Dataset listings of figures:
★ ★ ★ ★
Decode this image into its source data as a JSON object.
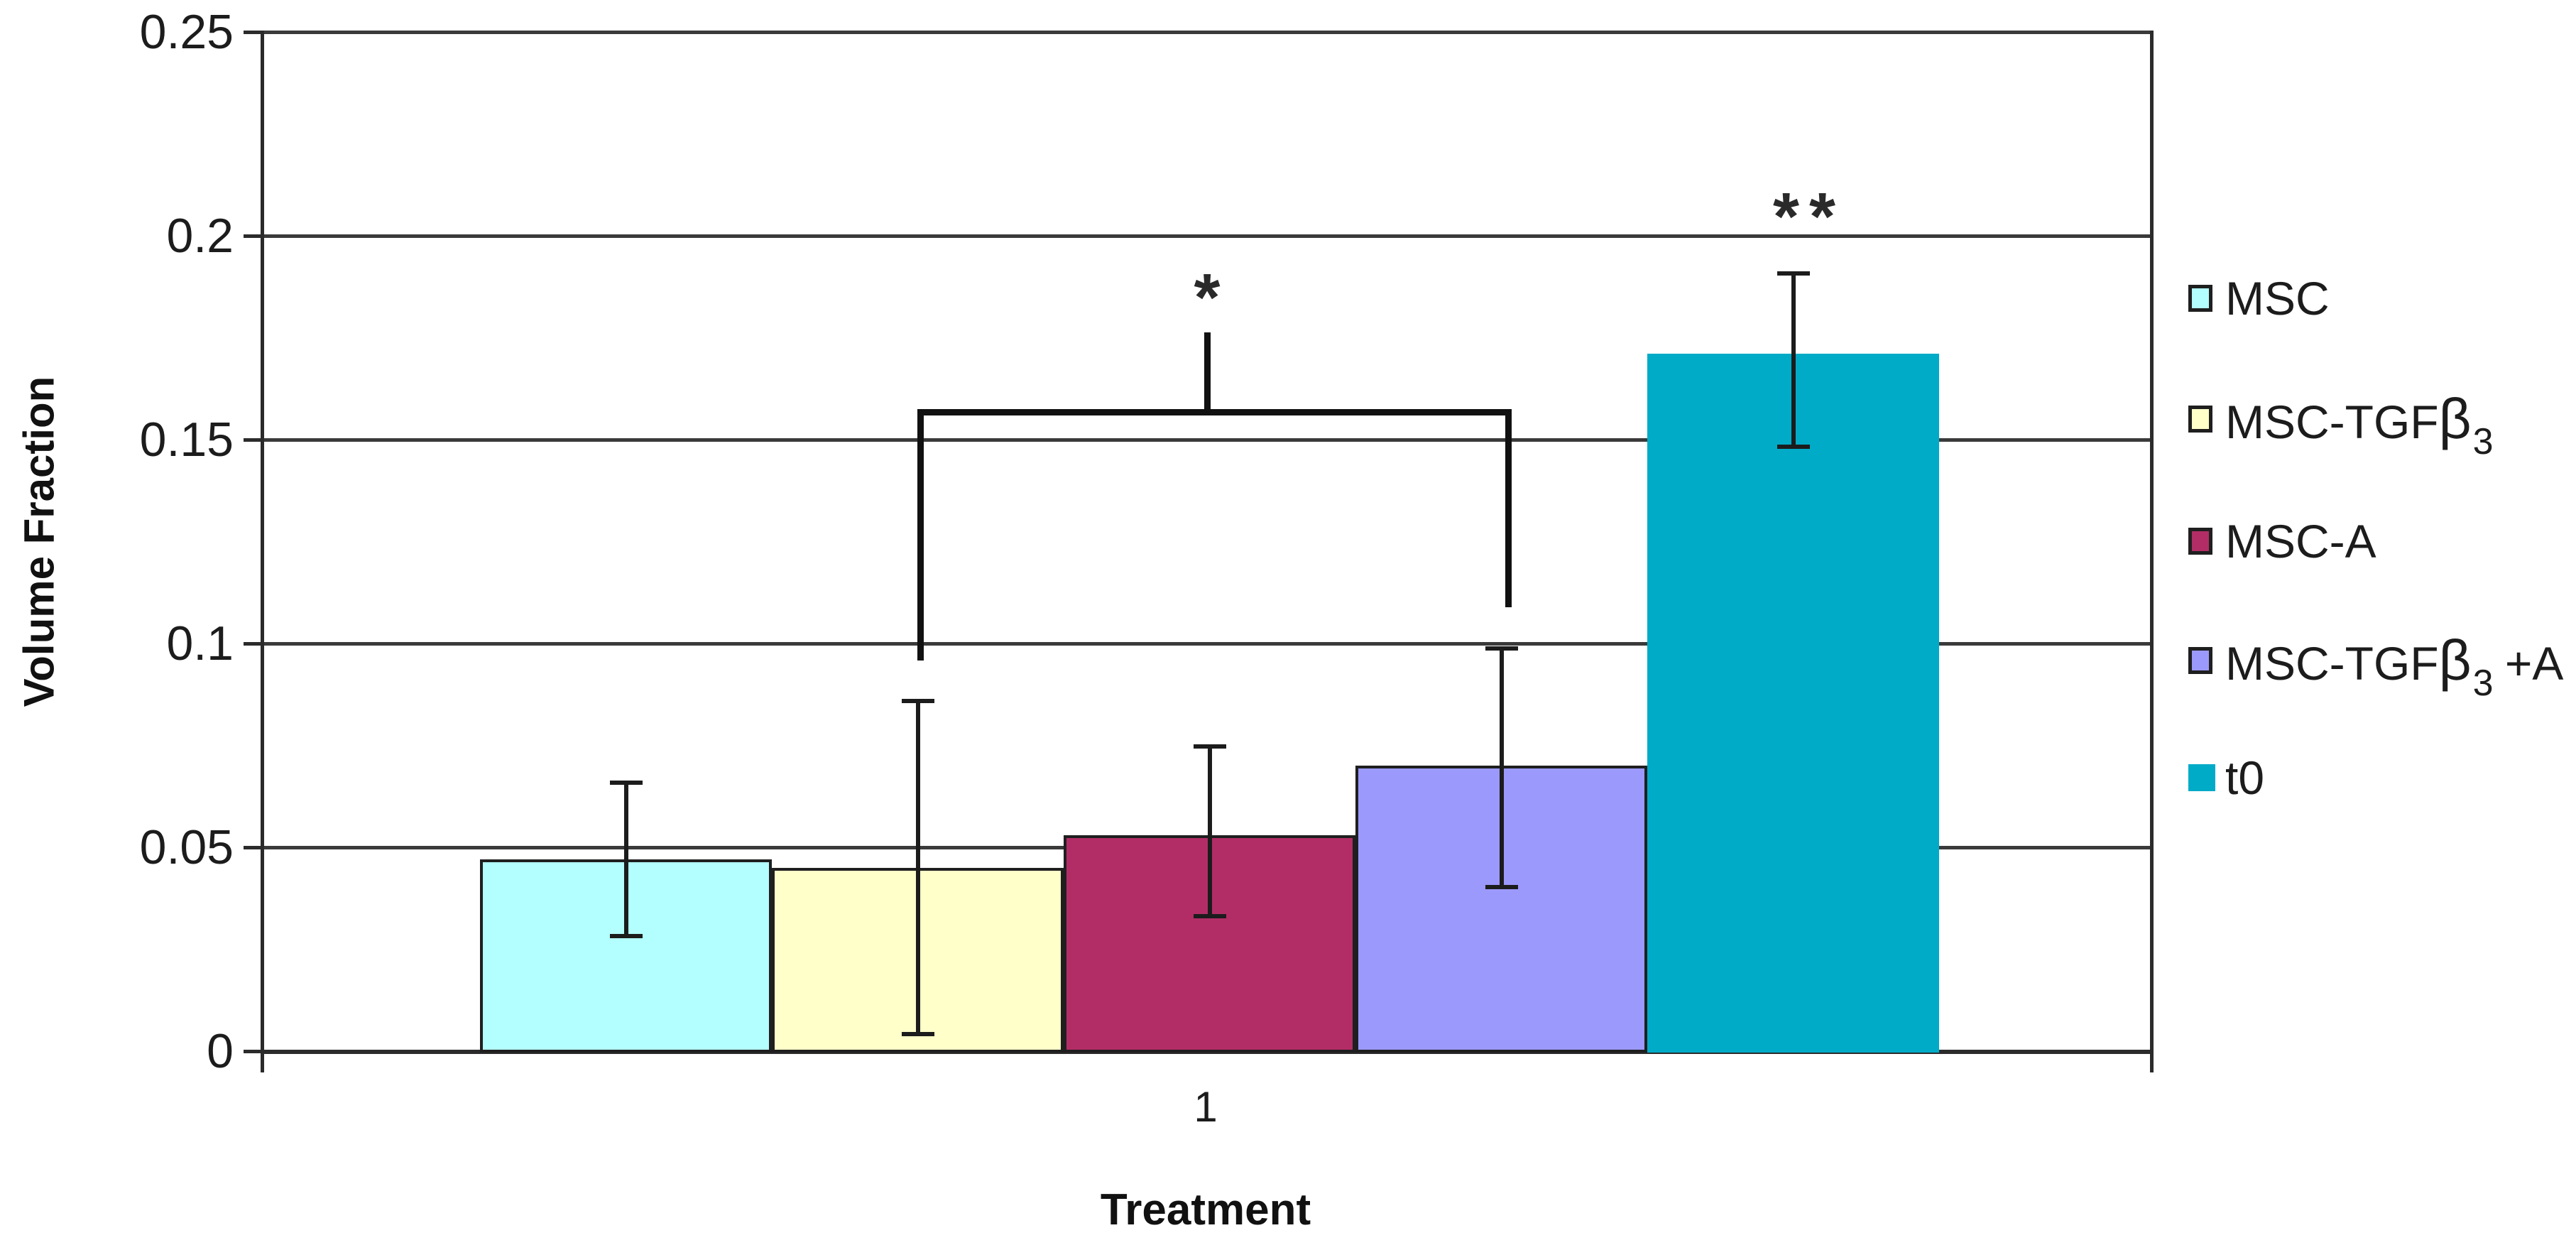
{
  "figure": {
    "background": "#ffffff",
    "text_color": "#1a1a1a"
  },
  "chart_data": {
    "type": "bar",
    "title": "",
    "xlabel": "Treatment",
    "ylabel": "Volume Fraction",
    "categories": [
      "1"
    ],
    "ylim": [
      0,
      0.25
    ],
    "yticks": [
      0,
      0.05,
      0.1,
      0.15,
      0.2,
      0.25
    ],
    "ytick_labels": [
      "0",
      "0.05",
      "0.1",
      "0.15",
      "0.2",
      "0.25"
    ],
    "grid": true,
    "legend_position": "right",
    "series": [
      {
        "name": "MSC",
        "label_parts": [
          {
            "t": "MSC"
          }
        ],
        "value": 0.047,
        "err_top": 0.066,
        "err_bottom": 0.028,
        "color": "#B3FEFE",
        "border": true
      },
      {
        "name": "MSC-TGFb3",
        "label_parts": [
          {
            "t": "MSC-TGF"
          },
          {
            "t": "β",
            "cls": "beta"
          },
          {
            "t": "3",
            "cls": "sub"
          }
        ],
        "value": 0.045,
        "err_top": 0.086,
        "err_bottom": 0.004,
        "color": "#FFFFC9",
        "border": true
      },
      {
        "name": "MSC-A",
        "label_parts": [
          {
            "t": "MSC-A"
          }
        ],
        "value": 0.053,
        "err_top": 0.075,
        "err_bottom": 0.033,
        "color": "#B22D66",
        "border": true
      },
      {
        "name": "MSC-TGFb3+A",
        "label_parts": [
          {
            "t": "MSC-TGF"
          },
          {
            "t": "β",
            "cls": "beta"
          },
          {
            "t": "3",
            "cls": "sub"
          },
          {
            "t": " +A"
          }
        ],
        "value": 0.07,
        "err_top": 0.099,
        "err_bottom": 0.04,
        "color": "#9B99FB",
        "border": true
      },
      {
        "name": "t0",
        "label_parts": [
          {
            "t": "t0"
          }
        ],
        "value": 0.171,
        "err_top": 0.191,
        "err_bottom": 0.148,
        "color": "#00ABC8",
        "border": false
      }
    ],
    "annotations": {
      "single_asterisk": {
        "text": "*",
        "x": 1700,
        "y": 372
      },
      "double_asterisk": {
        "text": "**",
        "x": 2548,
        "y": 258
      },
      "bracket": {
        "x_left": 1292,
        "x_right": 2120,
        "y_top": 576,
        "y_left_end": 930,
        "y_right_end": 855,
        "stem_x": 1700,
        "stem_y_top": 468,
        "stem_y_bottom": 585
      }
    }
  }
}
★ ★ ★ ★
*Task statement*. Repeat every record precisely. Any picture among them stays out of the copy.

*Problem solution*.
Decode this image into its source data as a JSON object.
{
  "figure": {
    "background": "#ffffff",
    "text_color": "#1a1a1a"
  },
  "chart_data": {
    "type": "bar",
    "title": "",
    "xlabel": "Treatment",
    "ylabel": "Volume Fraction",
    "categories": [
      "1"
    ],
    "ylim": [
      0,
      0.25
    ],
    "yticks": [
      0,
      0.05,
      0.1,
      0.15,
      0.2,
      0.25
    ],
    "ytick_labels": [
      "0",
      "0.05",
      "0.1",
      "0.15",
      "0.2",
      "0.25"
    ],
    "grid": true,
    "legend_position": "right",
    "series": [
      {
        "name": "MSC",
        "label_parts": [
          {
            "t": "MSC"
          }
        ],
        "value": 0.047,
        "err_top": 0.066,
        "err_bottom": 0.028,
        "color": "#B3FEFE",
        "border": true
      },
      {
        "name": "MSC-TGFb3",
        "label_parts": [
          {
            "t": "MSC-TGF"
          },
          {
            "t": "β",
            "cls": "beta"
          },
          {
            "t": "3",
            "cls": "sub"
          }
        ],
        "value": 0.045,
        "err_top": 0.086,
        "err_bottom": 0.004,
        "color": "#FFFFC9",
        "border": true
      },
      {
        "name": "MSC-A",
        "label_parts": [
          {
            "t": "MSC-A"
          }
        ],
        "value": 0.053,
        "err_top": 0.075,
        "err_bottom": 0.033,
        "color": "#B22D66",
        "border": true
      },
      {
        "name": "MSC-TGFb3+A",
        "label_parts": [
          {
            "t": "MSC-TGF"
          },
          {
            "t": "β",
            "cls": "beta"
          },
          {
            "t": "3",
            "cls": "sub"
          },
          {
            "t": " +A"
          }
        ],
        "value": 0.07,
        "err_top": 0.099,
        "err_bottom": 0.04,
        "color": "#9B99FB",
        "border": true
      },
      {
        "name": "t0",
        "label_parts": [
          {
            "t": "t0"
          }
        ],
        "value": 0.171,
        "err_top": 0.191,
        "err_bottom": 0.148,
        "color": "#00ABC8",
        "border": false
      }
    ],
    "annotations": {
      "single_asterisk": {
        "text": "*",
        "x": 1700,
        "y": 372
      },
      "double_asterisk": {
        "text": "**",
        "x": 2548,
        "y": 258
      },
      "bracket": {
        "x_left": 1292,
        "x_right": 2120,
        "y_top": 576,
        "y_left_end": 930,
        "y_right_end": 855,
        "stem_x": 1700,
        "stem_y_top": 468,
        "stem_y_bottom": 585
      }
    }
  }
}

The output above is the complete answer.